Data supplied:
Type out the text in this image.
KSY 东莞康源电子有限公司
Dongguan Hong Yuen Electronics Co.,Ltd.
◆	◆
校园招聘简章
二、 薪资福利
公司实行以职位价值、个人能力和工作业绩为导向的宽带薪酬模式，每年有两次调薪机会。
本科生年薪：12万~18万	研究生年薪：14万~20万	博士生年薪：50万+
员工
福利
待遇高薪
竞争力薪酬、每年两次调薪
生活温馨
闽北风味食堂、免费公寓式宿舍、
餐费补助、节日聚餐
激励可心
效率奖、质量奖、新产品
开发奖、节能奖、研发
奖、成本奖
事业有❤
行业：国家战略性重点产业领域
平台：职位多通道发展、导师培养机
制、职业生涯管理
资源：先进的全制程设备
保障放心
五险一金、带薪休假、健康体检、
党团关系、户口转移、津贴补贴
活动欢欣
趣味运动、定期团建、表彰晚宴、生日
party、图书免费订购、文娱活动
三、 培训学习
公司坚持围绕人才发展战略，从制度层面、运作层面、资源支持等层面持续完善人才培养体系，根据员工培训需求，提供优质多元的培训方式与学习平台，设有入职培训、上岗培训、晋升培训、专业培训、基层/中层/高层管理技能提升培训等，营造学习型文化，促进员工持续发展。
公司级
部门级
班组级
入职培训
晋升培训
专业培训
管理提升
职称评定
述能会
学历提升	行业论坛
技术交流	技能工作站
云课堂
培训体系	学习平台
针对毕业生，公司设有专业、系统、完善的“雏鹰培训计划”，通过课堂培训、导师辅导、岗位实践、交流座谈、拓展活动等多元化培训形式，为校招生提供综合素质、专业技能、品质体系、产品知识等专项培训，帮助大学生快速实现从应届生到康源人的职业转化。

What to work on:
On how many lines does the word "晋升培训" appear? Answer with only the number.

Written answer:
2